[Page pictures and their text]
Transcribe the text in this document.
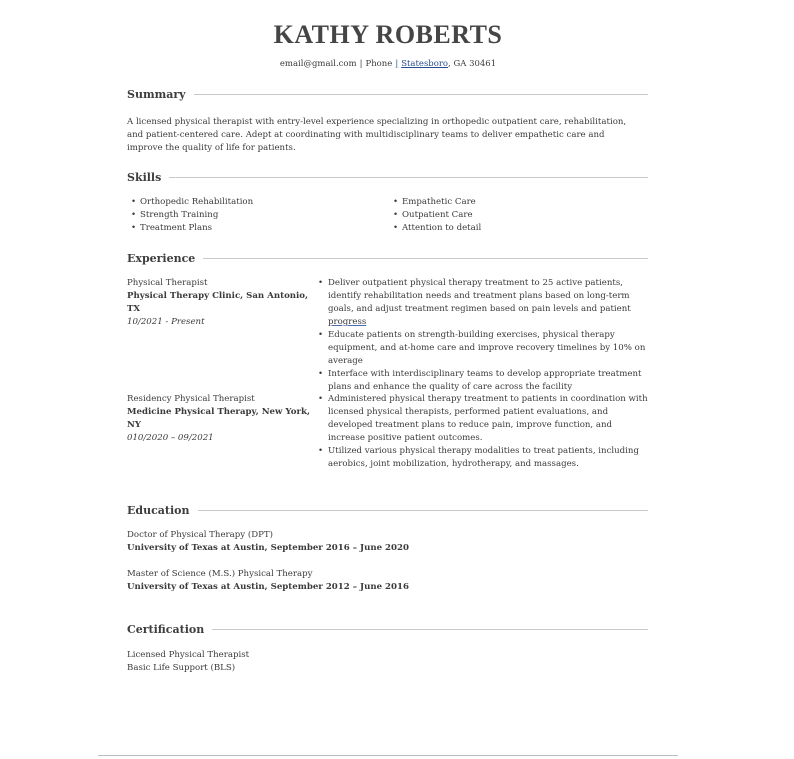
KATHY ROBERTS
email@gmail.com | Phone | Statesboro, GA 30461
Summary
A licensed physical therapist with entry-level experience specializing in orthopedic outpatient care, rehabilitation, and patient-centered care. Adept at coordinating with multidisciplinary teams to deliver empathetic care and improve the quality of life for patients.
Skills
• Orthopedic Rehabilitation
• Strength Training
• Treatment Plans
• Empathetic Care
• Outpatient Care
• Attention to detail
Experience
Physical Therapist
Physical Therapy Clinic, San Antonio, TX
10/2021 - Present
• Deliver outpatient physical therapy treatment to 25 active patients, identify rehabilitation needs and treatment plans based on long-term goals, and adjust treatment regimen based on pain levels and patient progress
• Educate patients on strength-building exercises, physical therapy equipment, and at-home care and improve recovery timelines by 10% on average
• Interface with interdisciplinary teams to develop appropriate treatment plans and enhance the quality of care across the facility
Residency Physical Therapist
Medicine Physical Therapy, New York, NY
010/2020 – 09/2021
• Administered physical therapy treatment to patients in coordination with licensed physical therapists, performed patient evaluations, and developed treatment plans to reduce pain, improve function, and increase positive patient outcomes.
• Utilized various physical therapy modalities to treat patients, including aerobics, joint mobilization, hydrotherapy, and massages.
Education
Doctor of Physical Therapy (DPT)
University of Texas at Austin, September 2016 – June 2020
Master of Science (M.S.) Physical Therapy
University of Texas at Austin, September 2012 – June 2016
Certification
Licensed Physical Therapist
Basic Life Support (BLS)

Problem description:
Every record is to be reproduced exactly, with no pictures included.

Task solution:
Transcribe the text in this document.
KATHY ROBERTS
email@gmail.com | Phone | Statesboro, GA 30461
Summary
A licensed physical therapist with entry-level experience specializing in orthopedic outpatient care, rehabilitation, and patient-centered care. Adept at coordinating with multidisciplinary teams to deliver empathetic care and improve the quality of life for patients.
Skills
• Orthopedic Rehabilitation
• Strength Training
• Treatment Plans
• Empathetic Care
• Outpatient Care
• Attention to detail
Experience
Physical Therapist
Physical Therapy Clinic, San Antonio, TX
10/2021 - Present
• Deliver outpatient physical therapy treatment to 25 active patients, identify rehabilitation needs and treatment plans based on long-term goals, and adjust treatment regimen based on pain levels and patient progress
• Educate patients on strength-building exercises, physical therapy equipment, and at-home care and improve recovery timelines by 10% on average
• Interface with interdisciplinary teams to develop appropriate treatment plans and enhance the quality of care across the facility
Residency Physical Therapist
Medicine Physical Therapy, New York, NY
010/2020 – 09/2021
• Administered physical therapy treatment to patients in coordination with licensed physical therapists, performed patient evaluations, and developed treatment plans to reduce pain, improve function, and increase positive patient outcomes.
• Utilized various physical therapy modalities to treat patients, including aerobics, joint mobilization, hydrotherapy, and massages.
Education
Doctor of Physical Therapy (DPT)
University of Texas at Austin, September 2016 – June 2020
Master of Science (M.S.) Physical Therapy
University of Texas at Austin, September 2012 – June 2016
Certification
Licensed Physical Therapist
Basic Life Support (BLS)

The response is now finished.